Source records
━━━━━━━━━━━━━━━━━━━━━━━━━━━━━━

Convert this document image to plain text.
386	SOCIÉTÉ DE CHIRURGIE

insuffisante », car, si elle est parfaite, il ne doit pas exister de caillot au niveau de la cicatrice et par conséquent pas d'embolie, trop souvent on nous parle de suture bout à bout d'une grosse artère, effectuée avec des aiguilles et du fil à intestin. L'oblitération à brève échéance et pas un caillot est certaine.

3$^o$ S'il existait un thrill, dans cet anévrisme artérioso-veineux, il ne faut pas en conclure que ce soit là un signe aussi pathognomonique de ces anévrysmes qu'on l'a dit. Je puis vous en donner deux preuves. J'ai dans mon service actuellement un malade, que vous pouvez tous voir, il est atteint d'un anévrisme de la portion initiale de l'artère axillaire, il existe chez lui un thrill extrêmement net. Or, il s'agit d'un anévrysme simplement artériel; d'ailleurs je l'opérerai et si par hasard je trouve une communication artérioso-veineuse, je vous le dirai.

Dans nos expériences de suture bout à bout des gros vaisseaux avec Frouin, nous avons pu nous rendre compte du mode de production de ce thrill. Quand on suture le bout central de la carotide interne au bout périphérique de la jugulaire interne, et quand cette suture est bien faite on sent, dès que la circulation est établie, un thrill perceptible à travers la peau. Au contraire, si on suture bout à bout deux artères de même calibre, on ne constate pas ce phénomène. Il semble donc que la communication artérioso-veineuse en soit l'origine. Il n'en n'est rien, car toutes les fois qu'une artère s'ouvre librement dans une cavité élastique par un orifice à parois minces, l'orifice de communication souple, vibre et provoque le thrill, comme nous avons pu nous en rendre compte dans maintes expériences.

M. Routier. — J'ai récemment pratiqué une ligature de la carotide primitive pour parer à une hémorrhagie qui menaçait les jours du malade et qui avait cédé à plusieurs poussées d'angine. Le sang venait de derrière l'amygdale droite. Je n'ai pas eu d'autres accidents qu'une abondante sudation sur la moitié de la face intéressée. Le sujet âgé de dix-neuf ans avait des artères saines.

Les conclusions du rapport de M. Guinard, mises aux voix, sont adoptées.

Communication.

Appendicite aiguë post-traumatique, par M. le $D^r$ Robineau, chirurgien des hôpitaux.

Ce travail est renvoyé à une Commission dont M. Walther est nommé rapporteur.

━━━━━━━━━━━━━━━━━━━━━━━━━━━━━━

▸ **Exercise brief**: Reproduce the material above exactly; please quote every line of it.

▸ **Result for this task**:
Convert this document image to plain text.
386	SOCIÉTÉ DE CHIRURGIE

insuffisante », car, si elle est parfaite, il ne doit pas exister de caillot au niveau de la cicatrice et par conséquent pas d'embolie, trop souvent on nous parle de suture bout à bout d'une grosse artère, effectuée avec des aiguilles et du fil à intestin. L'oblitération à brève échéance et pas un caillot est certaine.

3$^o$ S'il existait un thrill, dans cet anévrisme artérioso-veineux, il ne faut pas en conclure que ce soit là un signe aussi pathognomonique de ces anévrysmes qu'on l'a dit. Je puis vous en donner deux preuves. J'ai dans mon service actuellement un malade, que vous pouvez tous voir, il est atteint d'un anévrisme de la portion initiale de l'artère axillaire, il existe chez lui un thrill extrêmement net. Or, il s'agit d'un anévrysme simplement artériel; d'ailleurs je l'opérerai et si par hasard je trouve une communication artérioso-veineuse, je vous le dirai.

Dans nos expériences de suture bout à bout des gros vaisseaux avec Frouin, nous avons pu nous rendre compte du mode de production de ce thrill. Quand on suture le bout central de la carotide interne au bout périphérique de la jugulaire interne, et quand cette suture est bien faite on sent, dès que la circulation est établie, un thrill perceptible à travers la peau. Au contraire, si on suture bout à bout deux artères de même calibre, on ne constate pas ce phénomène. Il semble donc que la communication artérioso-veineuse en soit l'origine. Il n'en n'est rien, car toutes les fois qu'une artère s'ouvre librement dans une cavité élastique par un orifice à parois minces, l'orifice de communication souple, vibre et provoque le thrill, comme nous avons pu nous en rendre compte dans maintes expériences.

M. Routier. — J'ai récemment pratiqué une ligature de la carotide primitive pour parer à une hémorrhagie qui menaçait les jours du malade et qui avait cédé à plusieurs poussées d'angine. Le sang venait de derrière l'amygdale droite. Je n'ai pas eu d'autres accidents qu'une abondante sudation sur la moitié de la face intéressée. Le sujet âgé de dix-neuf ans avait des artères saines.

Les conclusions du rapport de M. Guinard, mises aux voix, sont adoptées.

Communication.

Appendicite aiguë post-traumatique, par M. le $D^r$ Robineau, chirurgien des hôpitaux.

Ce travail est renvoyé à une Commission dont M. Walther est nommé rapporteur.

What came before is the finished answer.